TASK PROMPT:
For each line below that includes the word "Moondrop", make a copy.

Figure data in JSON
————
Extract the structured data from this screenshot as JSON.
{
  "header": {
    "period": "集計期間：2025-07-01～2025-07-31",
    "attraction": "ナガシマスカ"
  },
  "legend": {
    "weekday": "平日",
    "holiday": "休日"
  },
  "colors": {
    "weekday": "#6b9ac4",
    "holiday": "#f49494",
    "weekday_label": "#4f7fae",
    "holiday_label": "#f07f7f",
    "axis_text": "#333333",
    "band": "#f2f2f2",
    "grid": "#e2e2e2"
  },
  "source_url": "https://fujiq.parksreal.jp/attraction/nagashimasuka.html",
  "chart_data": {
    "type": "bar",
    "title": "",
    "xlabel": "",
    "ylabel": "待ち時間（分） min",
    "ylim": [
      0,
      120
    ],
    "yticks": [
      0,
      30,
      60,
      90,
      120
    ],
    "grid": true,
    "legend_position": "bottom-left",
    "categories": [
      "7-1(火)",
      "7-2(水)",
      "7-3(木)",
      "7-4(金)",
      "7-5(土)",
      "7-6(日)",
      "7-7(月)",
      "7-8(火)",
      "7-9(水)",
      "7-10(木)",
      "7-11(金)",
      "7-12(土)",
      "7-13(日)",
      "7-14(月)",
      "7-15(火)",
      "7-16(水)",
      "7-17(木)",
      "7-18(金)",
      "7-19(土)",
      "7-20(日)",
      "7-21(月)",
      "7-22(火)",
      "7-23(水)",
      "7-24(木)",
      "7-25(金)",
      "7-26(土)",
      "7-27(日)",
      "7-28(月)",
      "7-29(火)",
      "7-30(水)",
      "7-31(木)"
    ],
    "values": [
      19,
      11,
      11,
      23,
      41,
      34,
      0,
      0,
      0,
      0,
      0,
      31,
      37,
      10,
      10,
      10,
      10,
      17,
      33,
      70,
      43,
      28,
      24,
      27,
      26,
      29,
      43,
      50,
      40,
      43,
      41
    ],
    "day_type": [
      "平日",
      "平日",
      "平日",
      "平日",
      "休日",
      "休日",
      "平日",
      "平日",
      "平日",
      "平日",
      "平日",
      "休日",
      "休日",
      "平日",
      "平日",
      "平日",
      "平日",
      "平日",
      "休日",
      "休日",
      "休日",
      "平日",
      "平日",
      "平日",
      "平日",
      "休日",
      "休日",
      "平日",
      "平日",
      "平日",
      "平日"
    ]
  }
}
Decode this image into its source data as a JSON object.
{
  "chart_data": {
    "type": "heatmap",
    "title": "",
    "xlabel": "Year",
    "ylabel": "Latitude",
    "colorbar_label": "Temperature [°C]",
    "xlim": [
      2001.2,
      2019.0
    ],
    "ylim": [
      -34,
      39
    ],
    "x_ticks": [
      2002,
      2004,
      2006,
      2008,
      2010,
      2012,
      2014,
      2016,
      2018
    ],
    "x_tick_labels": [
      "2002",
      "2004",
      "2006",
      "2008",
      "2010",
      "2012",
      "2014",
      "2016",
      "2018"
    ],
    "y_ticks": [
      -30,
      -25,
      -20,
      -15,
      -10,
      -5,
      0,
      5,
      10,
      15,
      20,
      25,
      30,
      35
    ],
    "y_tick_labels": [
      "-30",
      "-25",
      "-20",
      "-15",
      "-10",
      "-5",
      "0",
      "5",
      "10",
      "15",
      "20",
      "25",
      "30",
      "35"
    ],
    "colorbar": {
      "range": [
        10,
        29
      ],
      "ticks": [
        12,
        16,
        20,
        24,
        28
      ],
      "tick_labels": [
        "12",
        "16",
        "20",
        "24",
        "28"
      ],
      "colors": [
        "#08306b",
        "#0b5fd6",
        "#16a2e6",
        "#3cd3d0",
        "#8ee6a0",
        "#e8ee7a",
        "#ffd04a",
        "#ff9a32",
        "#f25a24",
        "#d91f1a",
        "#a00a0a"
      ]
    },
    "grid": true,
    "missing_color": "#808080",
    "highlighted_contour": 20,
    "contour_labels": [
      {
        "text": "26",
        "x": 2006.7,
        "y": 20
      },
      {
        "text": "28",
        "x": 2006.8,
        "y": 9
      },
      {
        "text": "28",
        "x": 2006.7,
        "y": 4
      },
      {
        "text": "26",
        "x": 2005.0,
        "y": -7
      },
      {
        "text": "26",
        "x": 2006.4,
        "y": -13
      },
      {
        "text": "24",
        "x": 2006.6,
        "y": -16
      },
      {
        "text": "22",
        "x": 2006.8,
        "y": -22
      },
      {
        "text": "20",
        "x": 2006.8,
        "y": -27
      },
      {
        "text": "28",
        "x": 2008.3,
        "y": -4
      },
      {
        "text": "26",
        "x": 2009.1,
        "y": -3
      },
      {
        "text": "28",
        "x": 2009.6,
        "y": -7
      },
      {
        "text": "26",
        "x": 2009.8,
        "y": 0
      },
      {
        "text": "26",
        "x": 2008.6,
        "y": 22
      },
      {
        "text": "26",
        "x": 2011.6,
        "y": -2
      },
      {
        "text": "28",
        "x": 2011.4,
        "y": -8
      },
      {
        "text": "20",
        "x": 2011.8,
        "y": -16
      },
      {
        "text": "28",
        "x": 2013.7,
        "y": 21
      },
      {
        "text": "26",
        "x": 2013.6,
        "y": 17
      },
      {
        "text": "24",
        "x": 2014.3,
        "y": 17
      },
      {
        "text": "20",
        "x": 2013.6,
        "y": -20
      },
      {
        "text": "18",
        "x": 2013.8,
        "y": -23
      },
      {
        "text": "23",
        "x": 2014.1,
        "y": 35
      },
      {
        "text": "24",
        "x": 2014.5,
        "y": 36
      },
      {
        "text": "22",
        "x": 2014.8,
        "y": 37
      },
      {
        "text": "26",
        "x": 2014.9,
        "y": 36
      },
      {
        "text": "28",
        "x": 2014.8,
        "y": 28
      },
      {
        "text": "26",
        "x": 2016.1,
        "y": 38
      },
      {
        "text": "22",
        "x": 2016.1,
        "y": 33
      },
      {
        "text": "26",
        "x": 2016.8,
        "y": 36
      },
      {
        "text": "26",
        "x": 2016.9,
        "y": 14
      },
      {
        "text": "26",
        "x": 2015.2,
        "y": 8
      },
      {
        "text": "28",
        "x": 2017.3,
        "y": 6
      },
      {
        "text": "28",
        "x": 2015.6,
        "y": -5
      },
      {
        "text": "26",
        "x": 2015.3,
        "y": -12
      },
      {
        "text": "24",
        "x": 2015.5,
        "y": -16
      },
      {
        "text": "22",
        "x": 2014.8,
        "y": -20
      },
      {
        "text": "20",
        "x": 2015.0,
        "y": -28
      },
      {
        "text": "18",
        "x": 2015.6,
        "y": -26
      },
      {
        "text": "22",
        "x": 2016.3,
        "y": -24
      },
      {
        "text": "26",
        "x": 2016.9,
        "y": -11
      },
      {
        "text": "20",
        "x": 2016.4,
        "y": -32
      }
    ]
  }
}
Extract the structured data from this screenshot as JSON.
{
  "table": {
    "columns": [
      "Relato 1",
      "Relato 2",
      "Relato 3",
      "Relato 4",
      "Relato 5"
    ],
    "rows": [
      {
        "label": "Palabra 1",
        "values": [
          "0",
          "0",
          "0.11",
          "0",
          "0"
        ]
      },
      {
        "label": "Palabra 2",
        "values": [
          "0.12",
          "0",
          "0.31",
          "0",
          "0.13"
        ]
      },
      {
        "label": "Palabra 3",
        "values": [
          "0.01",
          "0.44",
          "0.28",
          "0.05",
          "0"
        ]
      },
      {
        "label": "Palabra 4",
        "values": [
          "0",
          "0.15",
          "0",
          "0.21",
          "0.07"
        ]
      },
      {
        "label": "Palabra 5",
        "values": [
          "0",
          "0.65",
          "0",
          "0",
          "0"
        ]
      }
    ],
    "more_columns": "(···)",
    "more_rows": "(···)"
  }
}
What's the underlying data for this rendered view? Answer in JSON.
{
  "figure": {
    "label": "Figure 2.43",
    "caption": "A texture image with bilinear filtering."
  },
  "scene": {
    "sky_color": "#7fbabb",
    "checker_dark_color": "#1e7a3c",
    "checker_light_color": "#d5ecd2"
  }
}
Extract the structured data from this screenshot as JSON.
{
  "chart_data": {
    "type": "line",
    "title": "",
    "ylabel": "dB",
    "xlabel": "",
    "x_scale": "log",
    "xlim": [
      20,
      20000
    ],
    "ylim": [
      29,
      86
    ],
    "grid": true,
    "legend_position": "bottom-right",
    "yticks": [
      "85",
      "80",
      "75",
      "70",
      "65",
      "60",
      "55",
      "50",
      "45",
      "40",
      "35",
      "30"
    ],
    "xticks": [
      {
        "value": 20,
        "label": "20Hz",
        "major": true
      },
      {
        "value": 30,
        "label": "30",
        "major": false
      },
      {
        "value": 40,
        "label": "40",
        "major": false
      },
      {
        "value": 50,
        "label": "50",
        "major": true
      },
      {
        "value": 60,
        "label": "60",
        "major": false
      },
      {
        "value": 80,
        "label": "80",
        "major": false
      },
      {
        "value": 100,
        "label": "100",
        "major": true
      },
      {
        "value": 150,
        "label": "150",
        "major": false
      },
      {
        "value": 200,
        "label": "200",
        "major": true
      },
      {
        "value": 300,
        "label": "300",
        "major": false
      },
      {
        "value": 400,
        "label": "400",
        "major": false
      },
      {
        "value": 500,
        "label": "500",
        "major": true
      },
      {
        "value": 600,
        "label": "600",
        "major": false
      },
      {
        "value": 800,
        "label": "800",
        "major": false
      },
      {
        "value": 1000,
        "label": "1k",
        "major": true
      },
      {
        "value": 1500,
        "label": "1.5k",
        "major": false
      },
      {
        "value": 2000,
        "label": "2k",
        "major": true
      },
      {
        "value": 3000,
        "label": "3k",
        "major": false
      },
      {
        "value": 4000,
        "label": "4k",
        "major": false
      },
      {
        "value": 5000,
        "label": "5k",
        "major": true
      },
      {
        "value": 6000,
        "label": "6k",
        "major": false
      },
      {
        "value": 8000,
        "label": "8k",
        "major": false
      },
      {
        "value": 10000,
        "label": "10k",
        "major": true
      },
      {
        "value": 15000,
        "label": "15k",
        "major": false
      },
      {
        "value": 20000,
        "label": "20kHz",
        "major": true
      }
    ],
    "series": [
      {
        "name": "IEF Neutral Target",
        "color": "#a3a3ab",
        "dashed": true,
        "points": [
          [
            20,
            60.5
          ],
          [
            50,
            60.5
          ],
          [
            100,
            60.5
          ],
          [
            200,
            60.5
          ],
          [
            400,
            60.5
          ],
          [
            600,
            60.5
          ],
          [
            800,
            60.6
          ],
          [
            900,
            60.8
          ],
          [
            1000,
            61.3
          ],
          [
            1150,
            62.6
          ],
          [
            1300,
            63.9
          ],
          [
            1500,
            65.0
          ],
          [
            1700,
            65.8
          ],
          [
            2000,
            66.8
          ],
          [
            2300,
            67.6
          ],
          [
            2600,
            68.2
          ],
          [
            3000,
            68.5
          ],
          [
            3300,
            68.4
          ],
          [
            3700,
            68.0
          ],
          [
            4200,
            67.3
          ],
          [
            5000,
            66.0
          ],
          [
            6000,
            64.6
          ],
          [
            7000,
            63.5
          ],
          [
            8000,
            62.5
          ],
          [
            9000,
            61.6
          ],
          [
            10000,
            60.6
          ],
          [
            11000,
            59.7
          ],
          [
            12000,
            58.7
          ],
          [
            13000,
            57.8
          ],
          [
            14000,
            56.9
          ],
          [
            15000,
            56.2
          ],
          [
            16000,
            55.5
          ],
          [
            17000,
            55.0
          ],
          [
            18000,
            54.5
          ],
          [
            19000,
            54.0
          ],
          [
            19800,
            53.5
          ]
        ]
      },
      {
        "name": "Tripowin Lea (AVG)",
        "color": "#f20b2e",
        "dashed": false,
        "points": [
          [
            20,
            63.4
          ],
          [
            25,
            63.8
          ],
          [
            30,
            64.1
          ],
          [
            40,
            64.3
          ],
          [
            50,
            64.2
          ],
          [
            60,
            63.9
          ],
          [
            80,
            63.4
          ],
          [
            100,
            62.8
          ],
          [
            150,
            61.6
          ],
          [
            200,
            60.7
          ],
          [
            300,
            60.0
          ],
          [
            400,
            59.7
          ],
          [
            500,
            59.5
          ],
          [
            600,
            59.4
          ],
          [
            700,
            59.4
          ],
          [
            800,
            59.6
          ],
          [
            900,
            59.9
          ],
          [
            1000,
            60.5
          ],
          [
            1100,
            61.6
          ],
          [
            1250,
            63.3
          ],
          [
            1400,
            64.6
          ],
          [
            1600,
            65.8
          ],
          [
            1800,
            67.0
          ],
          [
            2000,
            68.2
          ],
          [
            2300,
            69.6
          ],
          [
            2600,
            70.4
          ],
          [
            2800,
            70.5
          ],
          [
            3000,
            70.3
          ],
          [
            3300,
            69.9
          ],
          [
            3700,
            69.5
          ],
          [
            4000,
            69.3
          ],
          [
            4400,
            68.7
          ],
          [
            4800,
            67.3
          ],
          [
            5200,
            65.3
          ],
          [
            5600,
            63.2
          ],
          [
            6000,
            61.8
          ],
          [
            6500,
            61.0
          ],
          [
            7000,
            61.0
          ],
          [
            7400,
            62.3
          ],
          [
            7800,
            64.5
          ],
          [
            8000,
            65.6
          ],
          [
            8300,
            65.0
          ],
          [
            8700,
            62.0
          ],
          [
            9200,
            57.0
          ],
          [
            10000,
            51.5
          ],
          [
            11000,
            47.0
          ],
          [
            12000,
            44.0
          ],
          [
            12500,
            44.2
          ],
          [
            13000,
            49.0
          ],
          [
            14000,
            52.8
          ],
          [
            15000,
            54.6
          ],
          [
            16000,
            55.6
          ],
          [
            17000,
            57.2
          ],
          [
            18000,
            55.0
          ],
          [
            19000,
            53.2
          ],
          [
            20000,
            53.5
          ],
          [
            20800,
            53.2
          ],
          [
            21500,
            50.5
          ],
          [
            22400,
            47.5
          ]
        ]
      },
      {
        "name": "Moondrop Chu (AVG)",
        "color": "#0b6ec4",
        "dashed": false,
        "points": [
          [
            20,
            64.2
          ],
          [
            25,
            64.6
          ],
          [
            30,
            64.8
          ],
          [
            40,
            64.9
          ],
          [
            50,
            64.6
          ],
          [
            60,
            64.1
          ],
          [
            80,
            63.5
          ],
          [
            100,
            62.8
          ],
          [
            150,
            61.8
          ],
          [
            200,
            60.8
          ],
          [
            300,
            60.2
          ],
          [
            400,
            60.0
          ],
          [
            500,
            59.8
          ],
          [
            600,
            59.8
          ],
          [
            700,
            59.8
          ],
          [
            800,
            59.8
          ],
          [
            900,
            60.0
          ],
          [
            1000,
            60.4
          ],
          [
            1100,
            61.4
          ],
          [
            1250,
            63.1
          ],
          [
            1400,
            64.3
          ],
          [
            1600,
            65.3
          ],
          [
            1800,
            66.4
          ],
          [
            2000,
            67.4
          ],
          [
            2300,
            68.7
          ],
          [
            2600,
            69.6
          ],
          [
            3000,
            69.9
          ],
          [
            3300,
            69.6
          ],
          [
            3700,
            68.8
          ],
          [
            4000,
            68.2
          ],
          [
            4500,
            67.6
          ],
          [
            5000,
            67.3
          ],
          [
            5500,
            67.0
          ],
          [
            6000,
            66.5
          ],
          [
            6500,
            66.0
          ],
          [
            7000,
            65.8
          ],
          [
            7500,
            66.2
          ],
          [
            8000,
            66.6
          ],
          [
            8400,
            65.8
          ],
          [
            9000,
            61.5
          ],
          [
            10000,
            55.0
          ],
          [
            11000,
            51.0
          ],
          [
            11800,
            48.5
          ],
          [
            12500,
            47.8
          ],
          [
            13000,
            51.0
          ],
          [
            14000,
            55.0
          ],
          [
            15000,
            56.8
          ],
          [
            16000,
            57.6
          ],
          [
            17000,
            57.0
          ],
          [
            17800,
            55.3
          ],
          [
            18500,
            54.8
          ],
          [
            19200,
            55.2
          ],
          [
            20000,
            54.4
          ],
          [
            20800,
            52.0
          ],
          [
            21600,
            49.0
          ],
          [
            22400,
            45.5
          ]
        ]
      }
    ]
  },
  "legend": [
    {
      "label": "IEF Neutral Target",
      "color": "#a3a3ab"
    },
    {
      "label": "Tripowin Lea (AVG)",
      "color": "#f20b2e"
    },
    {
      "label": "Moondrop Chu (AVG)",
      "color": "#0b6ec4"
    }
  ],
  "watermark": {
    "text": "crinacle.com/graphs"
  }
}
————
TASK RESULT:
        "name": "Moondrop Chu (AVG)",
      "label": "Moondrop Chu (AVG)",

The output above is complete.